* _Task instructions_:
(1) In the essay on comparing yourself to others, during which decades did the writer grow up?
(2) Translate this sentence from the essay on comparing yourself to others into Spanish: "You also responded to events differently than some of your siblings."
(3) Continue the essay on comparing yourself to others, starting after its last sentence.

-- Reading passage start --

Learn to accept yourself, flaws and all.
It’s much better than comparing yourself to others.
Part of growing up or maturing as an adult, whether you are 12, 25, 42 or 66 is learning to stop comparing yourself to others. You know the saying about comparing apples to oranges? When you compare yourself with someone else, that is what you are doing.
The only thing we have in common is that we are human beings. We are made in GOD’s image.
You don’t see another person’s history, the truth of their marriage, the deep pains of their life, or the nature of their relationship with GOD, to name a few. You may have even grown up in the same family, but there are still a myriad of differences that play into who YOU are.
You were born at a different time in the life of your family, the stage of your parents’ marriage, the interplay or even the presence of siblings, to name a few of the differences. You also responded to events differently than some of your siblings. Just think of the differences that exist with people to whom you aren’t related!
Comparing yourself to another person: You don’t have all the facts. You can’t do it accurately.
In the family where I grew up, I tended to respond quickly to punishment, which was often a spanking. Yes, I grew up in the 40′s and 50′s when spankings weren’t considered to be child abuse. Personally, I don’t like pain. I mean I REALLY don’t like pain!! I was usually crying before the first hit.
I would remember the pain of the last time I was punished and that was enough to keep me from doing that behavior. Since I figured I was most likely going to get caught, I usually didn’t take the chance that this pain would be repeated…because my assumption was that I would get caught!
Which goes to show that spankings really weren’t effective for me because they didn’t have an effect on my heart. I didn’t hate the fact that I had hurt someone or broken a moral law. I just hated the pain of the punishment!

-- Reading passage end --
-- Provided data start --

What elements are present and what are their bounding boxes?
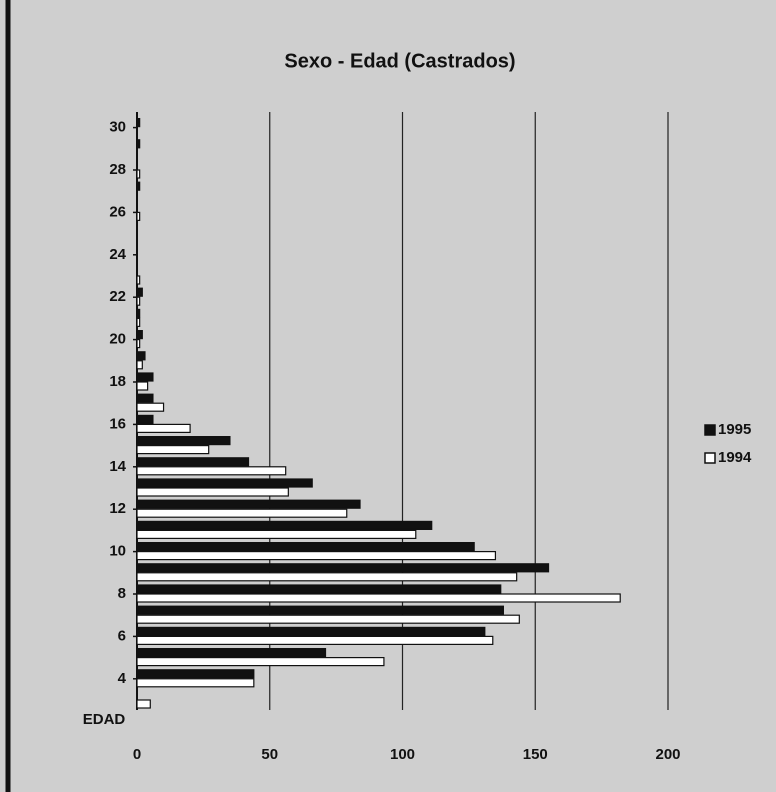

-- Provided data end --

* _Outputs in order_:
(1) The 40's and 50's.

(2) También respondiste a los acontecimientos de manera diferente que algunos de tus hermanos.

(3)
However, I had a sibling, born near me…as were the 3 of us…all born within 3 years! This sibling had a philosophy that said, “I won’t show that this spanking is hurting me. I won’t give in.” Frankly, it is a way of thinking that I totally do not get! When this child was punished, there was no crying. I would hear spank, spank, spank. etc. By the time this child would cry, there was very real pain…occasionally a bruise! I’m guessing that spankings probably weren’t effective for her either…but for different reasons. They just added to resentment…and often involved extreme power struggles that never got resolved.
Is it any wonder that when this child grew up, she felt that our parents didn’t love her?…and despite many actions done by her to the contrary, their feeling was that she didn’t like them! How sad!
You can see that if/when either of us compared ourselves to the other, we would have been comparing apples and oranges! I was no better of a daughter than she. Often I didn’t think of many of the loving things she did, to show her love for my parents. But our childhood experiences affected our view of our family so that her experience of our family was considerably different from mine.
Comparison interferes with relationships
The same thing plays out all the time in relationships with other women particularly, at work, church, playground and school. We look at them. They look put together and we think, “She has her life all put together. She doesn’t need me for a friend. In fact, she probably doesn’t even like me. I look like a mess. I’m only a housewife. I’m overweight….”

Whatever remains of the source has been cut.